Description of the task –
Search the data for the string "بالمليون" and gather each line it is in.

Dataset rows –
********

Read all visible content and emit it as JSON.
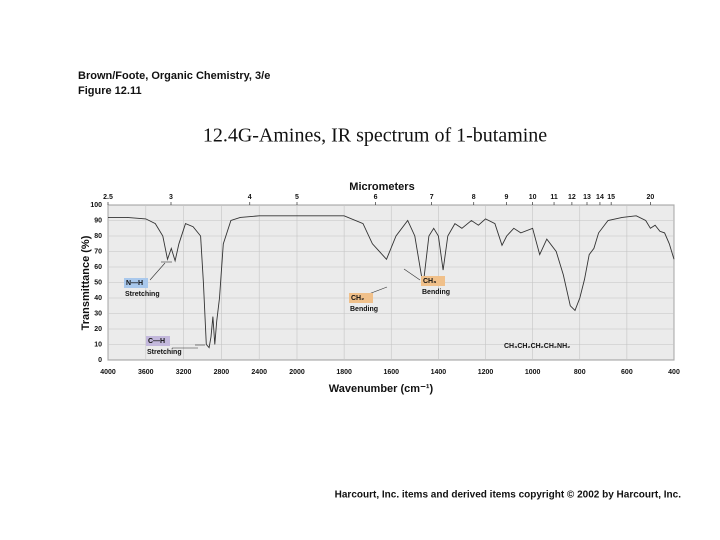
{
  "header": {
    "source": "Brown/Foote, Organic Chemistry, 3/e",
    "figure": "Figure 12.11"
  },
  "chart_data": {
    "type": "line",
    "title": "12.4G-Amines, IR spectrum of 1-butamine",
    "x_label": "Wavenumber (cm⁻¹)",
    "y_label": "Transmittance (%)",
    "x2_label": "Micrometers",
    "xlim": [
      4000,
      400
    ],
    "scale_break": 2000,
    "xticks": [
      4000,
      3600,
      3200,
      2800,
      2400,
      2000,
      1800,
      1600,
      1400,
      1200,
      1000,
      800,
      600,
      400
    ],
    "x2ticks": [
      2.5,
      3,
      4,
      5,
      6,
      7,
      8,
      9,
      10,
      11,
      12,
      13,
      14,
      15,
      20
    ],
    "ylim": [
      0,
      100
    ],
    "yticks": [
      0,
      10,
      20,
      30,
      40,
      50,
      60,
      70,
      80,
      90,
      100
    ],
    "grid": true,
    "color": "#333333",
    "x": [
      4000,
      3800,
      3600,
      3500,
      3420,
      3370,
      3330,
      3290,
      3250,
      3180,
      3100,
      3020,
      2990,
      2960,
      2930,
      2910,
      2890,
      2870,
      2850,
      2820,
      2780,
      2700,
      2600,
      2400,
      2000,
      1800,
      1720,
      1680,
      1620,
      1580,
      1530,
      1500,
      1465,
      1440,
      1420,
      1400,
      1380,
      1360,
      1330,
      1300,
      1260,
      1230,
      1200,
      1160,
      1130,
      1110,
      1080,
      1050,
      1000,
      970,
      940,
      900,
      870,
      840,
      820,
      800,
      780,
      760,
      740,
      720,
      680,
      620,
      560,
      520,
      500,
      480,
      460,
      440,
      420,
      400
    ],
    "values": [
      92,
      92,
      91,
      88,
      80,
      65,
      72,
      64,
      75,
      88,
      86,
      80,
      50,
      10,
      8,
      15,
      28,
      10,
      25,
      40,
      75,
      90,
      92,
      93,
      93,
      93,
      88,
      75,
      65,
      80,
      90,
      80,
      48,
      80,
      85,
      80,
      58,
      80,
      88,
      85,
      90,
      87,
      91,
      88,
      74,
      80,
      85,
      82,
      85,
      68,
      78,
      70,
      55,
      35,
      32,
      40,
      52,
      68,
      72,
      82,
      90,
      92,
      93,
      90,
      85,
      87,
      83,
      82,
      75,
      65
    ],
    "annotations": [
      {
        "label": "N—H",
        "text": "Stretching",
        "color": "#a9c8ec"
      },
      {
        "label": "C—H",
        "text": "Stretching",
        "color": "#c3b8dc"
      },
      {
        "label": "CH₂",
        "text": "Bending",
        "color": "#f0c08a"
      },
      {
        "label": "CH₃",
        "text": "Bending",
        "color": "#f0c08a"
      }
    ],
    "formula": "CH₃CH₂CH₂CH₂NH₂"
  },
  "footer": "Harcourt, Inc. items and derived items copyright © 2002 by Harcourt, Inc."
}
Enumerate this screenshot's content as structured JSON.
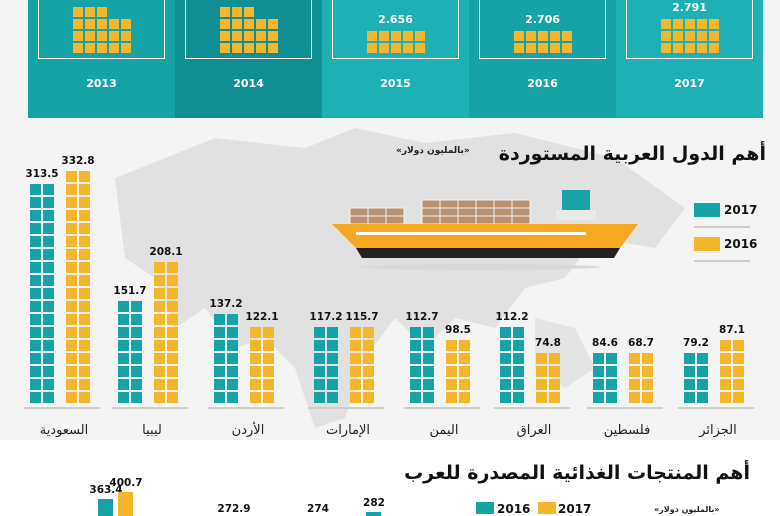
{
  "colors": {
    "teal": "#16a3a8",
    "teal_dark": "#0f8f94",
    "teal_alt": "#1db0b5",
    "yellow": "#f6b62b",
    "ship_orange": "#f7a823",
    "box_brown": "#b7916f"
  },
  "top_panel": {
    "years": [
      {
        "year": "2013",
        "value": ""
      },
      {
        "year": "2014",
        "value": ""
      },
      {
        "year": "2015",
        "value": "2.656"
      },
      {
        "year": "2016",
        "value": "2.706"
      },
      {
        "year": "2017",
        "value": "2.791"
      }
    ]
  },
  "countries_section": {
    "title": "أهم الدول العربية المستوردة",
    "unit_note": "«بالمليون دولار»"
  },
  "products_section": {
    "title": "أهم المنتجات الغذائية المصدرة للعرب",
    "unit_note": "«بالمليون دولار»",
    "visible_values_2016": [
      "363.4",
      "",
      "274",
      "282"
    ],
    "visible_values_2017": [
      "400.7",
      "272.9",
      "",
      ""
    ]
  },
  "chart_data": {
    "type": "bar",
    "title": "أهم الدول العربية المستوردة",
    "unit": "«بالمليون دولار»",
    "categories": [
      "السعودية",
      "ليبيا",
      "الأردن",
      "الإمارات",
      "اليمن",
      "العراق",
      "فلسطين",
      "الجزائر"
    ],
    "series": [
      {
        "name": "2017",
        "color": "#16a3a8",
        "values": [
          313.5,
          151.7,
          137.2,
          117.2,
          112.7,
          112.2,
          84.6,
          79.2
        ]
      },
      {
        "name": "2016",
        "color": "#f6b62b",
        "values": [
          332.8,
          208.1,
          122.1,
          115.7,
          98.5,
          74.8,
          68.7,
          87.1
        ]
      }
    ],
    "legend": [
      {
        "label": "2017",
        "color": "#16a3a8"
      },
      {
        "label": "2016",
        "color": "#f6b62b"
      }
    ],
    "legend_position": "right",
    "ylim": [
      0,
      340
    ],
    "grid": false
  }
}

********

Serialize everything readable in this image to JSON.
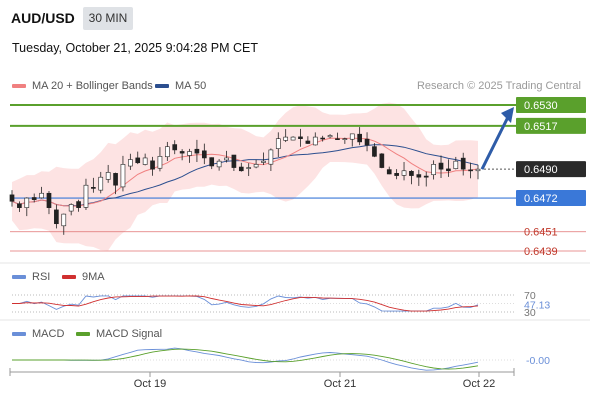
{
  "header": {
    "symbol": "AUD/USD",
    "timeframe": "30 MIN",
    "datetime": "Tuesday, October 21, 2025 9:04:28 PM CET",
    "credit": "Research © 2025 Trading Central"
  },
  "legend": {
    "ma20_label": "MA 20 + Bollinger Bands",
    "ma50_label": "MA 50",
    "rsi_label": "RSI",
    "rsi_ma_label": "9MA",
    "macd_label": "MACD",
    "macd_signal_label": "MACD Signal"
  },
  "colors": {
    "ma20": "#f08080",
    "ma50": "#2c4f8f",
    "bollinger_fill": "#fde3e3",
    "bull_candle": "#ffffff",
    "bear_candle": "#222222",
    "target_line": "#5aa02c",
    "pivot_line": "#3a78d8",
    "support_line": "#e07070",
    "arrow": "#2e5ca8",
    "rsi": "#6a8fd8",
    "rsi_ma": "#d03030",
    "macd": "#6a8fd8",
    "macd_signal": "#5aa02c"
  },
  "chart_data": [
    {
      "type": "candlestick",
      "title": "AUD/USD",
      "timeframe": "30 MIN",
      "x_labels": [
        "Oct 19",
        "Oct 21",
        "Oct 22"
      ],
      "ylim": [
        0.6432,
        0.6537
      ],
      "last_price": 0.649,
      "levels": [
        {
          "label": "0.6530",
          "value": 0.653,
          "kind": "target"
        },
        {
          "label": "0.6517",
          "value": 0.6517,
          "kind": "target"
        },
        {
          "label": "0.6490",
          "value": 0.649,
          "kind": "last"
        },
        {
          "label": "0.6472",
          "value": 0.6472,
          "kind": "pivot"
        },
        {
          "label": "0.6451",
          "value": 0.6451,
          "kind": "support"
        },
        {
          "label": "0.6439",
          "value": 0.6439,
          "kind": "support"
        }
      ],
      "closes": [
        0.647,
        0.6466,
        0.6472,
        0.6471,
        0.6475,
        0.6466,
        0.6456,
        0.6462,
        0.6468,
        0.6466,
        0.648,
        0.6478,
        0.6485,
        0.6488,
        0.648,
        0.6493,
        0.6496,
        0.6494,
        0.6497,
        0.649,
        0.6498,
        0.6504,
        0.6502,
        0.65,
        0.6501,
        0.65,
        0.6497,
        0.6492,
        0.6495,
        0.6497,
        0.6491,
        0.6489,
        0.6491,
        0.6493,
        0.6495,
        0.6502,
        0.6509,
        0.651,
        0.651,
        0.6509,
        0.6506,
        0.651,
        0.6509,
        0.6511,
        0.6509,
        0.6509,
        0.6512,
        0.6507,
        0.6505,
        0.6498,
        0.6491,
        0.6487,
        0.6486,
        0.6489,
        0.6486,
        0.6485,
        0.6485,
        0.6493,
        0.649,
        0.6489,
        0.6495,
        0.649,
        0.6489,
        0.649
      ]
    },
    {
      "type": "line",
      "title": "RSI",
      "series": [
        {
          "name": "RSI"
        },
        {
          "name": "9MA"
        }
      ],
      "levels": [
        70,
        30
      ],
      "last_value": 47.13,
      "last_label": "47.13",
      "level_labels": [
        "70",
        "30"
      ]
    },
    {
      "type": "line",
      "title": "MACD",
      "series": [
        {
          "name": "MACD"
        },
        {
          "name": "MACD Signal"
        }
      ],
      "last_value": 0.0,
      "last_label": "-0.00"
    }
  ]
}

********

Exercise answer –
    "unit_note": "«بالمليون دولار»"
    "unit_note": "«بالمليون دولار»",
    "unit": "«بالمليون دولار»",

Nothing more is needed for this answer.